Problem description »
From the records below, pull each line that has "Regbz".

(begin)

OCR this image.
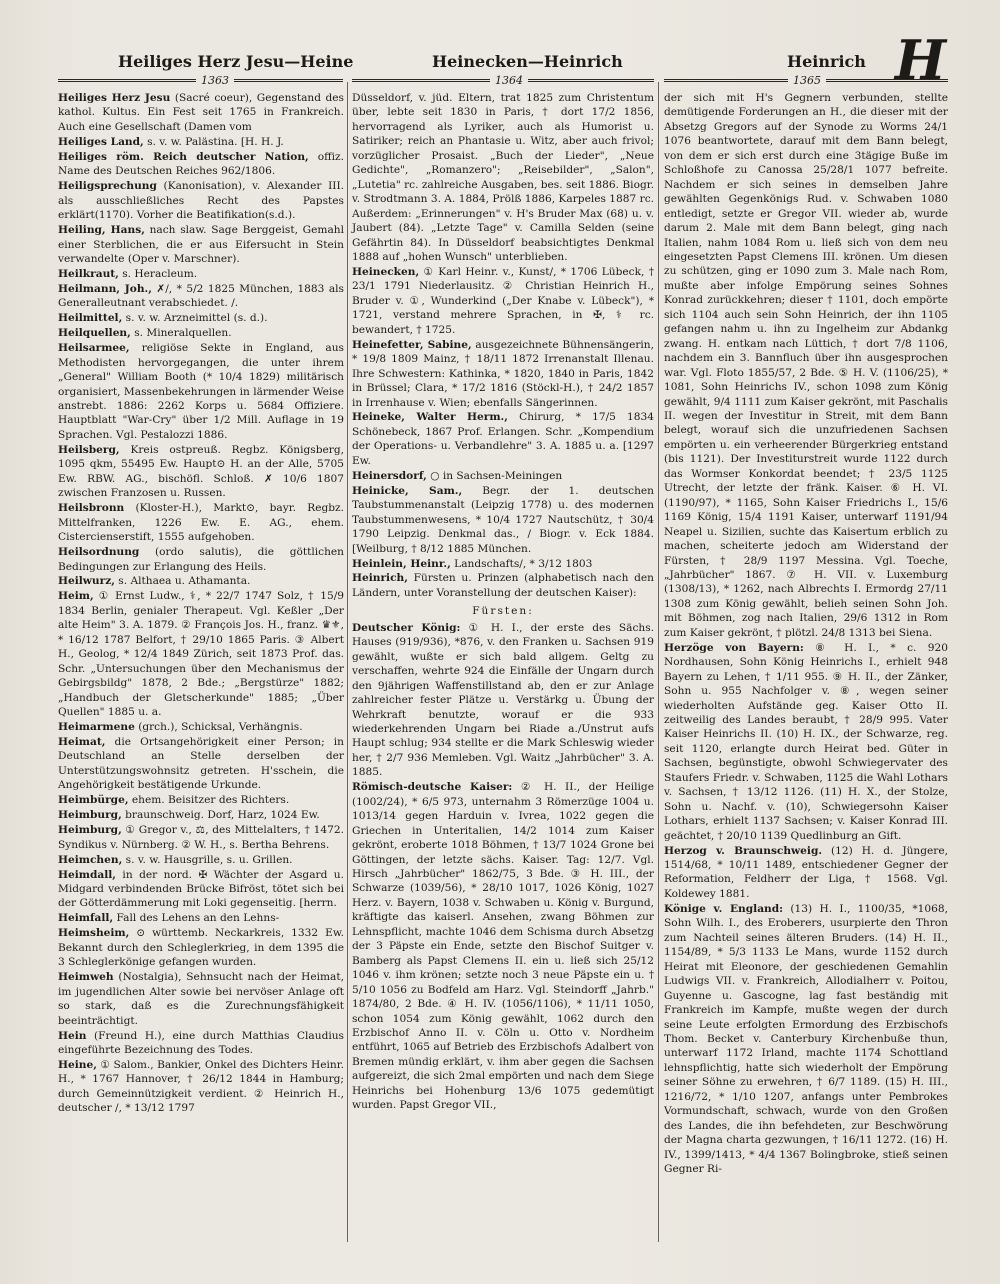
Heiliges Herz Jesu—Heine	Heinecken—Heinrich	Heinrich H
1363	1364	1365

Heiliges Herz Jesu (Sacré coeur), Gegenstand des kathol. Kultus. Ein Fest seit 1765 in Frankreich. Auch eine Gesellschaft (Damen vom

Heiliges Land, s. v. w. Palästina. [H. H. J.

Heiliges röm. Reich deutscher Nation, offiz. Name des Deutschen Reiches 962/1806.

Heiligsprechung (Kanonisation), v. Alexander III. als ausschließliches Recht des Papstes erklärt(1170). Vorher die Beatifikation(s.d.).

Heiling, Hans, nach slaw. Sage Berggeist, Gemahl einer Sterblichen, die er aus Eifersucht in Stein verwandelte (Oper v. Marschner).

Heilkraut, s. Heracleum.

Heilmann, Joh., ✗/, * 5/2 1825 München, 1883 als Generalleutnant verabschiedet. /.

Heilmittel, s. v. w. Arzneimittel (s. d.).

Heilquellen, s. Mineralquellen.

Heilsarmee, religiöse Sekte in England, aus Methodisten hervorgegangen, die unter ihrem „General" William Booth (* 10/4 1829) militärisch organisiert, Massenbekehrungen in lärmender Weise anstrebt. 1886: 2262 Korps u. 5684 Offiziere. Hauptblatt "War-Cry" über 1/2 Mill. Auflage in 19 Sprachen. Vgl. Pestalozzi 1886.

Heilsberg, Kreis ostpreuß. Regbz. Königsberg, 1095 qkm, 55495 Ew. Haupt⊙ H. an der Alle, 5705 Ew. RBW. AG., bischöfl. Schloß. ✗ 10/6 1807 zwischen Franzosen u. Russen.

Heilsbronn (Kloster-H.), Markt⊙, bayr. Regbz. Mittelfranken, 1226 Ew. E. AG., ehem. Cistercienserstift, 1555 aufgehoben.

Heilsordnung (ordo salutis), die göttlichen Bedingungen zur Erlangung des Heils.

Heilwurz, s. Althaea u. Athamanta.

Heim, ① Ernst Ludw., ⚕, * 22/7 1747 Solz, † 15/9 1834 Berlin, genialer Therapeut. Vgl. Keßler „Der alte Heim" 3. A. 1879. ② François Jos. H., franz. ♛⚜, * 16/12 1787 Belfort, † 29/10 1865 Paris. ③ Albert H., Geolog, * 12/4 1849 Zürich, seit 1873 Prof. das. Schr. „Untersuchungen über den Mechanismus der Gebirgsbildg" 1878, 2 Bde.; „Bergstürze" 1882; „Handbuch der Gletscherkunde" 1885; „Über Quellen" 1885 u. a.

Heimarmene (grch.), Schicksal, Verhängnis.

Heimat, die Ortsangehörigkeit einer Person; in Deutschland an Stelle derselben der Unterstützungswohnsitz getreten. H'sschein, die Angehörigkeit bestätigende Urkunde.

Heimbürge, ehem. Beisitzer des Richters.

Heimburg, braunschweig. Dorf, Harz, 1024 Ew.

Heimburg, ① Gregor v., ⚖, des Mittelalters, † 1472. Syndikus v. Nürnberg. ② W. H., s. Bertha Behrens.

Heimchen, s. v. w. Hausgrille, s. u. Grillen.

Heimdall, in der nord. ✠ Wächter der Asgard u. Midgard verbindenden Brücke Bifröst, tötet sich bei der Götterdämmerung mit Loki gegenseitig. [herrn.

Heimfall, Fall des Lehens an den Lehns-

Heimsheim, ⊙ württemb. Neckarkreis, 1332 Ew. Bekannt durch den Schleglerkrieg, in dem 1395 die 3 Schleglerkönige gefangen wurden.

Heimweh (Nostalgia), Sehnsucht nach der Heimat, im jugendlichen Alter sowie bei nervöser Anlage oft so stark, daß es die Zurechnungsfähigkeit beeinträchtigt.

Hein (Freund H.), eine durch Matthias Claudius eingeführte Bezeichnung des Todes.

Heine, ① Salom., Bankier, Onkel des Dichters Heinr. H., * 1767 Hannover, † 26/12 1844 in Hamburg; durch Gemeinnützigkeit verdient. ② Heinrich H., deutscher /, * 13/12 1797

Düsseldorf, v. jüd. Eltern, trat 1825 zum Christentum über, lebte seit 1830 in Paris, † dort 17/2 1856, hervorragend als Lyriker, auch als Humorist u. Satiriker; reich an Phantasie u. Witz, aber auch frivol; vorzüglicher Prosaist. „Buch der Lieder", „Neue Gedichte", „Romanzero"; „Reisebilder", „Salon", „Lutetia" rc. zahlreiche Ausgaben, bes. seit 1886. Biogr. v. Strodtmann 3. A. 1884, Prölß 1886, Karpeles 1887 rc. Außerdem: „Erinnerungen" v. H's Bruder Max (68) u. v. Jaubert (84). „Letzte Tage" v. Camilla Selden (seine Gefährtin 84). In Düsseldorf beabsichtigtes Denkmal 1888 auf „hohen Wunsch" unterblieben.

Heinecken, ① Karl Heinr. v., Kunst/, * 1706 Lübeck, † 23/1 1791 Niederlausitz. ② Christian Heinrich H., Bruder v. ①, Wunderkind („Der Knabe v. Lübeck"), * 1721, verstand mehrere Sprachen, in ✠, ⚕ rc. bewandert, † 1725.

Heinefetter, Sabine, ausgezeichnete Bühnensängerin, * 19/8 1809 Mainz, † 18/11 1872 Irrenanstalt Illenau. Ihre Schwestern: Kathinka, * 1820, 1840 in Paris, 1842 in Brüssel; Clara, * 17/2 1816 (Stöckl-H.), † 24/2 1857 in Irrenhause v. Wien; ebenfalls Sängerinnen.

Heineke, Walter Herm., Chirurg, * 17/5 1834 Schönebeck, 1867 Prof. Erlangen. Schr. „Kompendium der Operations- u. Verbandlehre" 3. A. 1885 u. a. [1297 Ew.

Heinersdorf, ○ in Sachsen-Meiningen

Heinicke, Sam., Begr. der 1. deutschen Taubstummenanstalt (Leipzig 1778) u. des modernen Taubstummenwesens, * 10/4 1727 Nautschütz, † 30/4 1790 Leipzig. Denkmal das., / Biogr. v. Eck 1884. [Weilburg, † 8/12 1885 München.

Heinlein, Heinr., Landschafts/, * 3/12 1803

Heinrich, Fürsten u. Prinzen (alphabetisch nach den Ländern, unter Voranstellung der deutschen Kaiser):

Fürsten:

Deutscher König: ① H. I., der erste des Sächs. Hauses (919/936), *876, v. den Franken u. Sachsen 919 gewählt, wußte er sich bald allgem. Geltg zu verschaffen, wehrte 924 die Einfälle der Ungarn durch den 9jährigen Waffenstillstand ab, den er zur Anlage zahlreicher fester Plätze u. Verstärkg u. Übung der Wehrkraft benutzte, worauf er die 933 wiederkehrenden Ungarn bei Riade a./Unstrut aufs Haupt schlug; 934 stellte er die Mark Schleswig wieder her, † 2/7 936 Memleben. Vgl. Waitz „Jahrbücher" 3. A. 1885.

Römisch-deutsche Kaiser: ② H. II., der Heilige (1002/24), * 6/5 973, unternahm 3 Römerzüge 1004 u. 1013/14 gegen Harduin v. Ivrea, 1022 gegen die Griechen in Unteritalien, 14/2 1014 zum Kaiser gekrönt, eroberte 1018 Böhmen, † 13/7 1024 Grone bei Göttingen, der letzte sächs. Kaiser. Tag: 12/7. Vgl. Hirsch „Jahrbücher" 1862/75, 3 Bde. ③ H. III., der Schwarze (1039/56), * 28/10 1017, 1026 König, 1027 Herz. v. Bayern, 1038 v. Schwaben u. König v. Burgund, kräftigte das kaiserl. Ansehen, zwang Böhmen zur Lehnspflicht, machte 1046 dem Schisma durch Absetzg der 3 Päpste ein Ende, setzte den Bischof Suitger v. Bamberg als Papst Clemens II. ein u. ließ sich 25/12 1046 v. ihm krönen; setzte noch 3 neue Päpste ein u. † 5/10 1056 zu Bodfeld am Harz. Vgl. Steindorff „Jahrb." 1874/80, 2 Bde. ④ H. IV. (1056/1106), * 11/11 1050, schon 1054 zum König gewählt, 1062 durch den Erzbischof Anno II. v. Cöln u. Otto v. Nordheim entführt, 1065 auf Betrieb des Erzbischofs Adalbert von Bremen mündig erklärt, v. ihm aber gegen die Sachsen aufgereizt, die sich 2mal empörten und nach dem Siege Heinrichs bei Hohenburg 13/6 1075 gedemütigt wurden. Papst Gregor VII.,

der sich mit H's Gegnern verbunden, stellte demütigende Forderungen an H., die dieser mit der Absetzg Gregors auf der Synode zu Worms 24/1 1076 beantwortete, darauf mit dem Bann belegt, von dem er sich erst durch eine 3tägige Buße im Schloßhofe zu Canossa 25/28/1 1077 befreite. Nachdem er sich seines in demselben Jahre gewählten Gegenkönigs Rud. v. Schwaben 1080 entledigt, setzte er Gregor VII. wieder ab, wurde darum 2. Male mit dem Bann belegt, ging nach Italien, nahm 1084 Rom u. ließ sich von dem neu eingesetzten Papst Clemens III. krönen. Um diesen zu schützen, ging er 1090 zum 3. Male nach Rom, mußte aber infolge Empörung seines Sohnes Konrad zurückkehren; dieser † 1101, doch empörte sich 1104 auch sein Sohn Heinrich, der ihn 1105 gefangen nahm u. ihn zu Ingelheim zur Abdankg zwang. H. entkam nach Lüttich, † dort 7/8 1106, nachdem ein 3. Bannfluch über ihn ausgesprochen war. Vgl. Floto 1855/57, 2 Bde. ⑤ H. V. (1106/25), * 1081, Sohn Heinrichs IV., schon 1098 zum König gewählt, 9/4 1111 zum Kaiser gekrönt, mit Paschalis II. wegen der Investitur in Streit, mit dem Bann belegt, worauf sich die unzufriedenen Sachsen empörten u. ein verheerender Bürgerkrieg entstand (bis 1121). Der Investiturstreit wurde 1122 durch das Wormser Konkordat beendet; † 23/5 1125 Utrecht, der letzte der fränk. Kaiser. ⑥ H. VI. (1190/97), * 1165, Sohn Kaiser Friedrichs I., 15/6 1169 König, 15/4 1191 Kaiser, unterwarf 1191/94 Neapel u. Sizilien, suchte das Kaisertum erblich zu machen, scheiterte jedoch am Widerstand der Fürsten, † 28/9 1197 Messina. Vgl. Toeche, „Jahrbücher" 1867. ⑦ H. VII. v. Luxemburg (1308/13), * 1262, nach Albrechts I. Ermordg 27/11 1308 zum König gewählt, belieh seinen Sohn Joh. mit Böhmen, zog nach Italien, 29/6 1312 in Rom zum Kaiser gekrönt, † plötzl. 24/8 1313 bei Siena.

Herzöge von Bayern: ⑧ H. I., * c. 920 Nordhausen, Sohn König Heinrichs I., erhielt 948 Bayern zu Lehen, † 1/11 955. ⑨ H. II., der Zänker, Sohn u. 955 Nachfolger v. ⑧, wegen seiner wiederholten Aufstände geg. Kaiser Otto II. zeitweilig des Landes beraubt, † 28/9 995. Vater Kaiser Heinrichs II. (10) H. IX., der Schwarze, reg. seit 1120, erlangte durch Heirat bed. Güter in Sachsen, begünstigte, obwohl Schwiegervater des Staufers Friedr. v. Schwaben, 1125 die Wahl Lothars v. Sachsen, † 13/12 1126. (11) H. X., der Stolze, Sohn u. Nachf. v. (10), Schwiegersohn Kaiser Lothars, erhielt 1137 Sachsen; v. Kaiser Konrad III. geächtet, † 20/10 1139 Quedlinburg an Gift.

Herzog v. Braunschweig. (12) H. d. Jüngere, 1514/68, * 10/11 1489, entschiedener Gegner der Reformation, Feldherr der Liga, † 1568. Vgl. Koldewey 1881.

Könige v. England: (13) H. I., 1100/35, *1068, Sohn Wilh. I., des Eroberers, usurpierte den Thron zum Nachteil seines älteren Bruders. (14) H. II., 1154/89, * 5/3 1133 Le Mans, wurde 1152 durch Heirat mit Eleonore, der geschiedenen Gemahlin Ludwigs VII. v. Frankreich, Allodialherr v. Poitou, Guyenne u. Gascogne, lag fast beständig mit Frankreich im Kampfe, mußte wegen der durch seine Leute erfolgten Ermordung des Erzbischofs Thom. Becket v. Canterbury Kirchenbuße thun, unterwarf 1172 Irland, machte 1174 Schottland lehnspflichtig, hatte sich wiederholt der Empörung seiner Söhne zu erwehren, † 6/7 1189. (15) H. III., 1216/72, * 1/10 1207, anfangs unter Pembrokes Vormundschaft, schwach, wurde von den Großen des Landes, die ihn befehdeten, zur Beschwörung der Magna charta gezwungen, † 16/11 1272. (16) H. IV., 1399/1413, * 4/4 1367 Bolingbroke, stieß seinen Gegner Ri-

(end)

Task output »
Heilsberg, Kreis ostpreuß. Regbz. Königsberg, 1095 qkm, 55495 Ew. Haupt⊙ H. an der Alle, 5705 Ew. RBW. AG., bischöfl. Schloß. ✗ 10/6 1807 zwischen Franzosen u. Russen.
Heilsbronn (Kloster-H.), Markt⊙, bayr. Regbz. Mittelfranken, 1226 Ew. E. AG., ehem. Cistercienserstift, 1555 aufgehoben.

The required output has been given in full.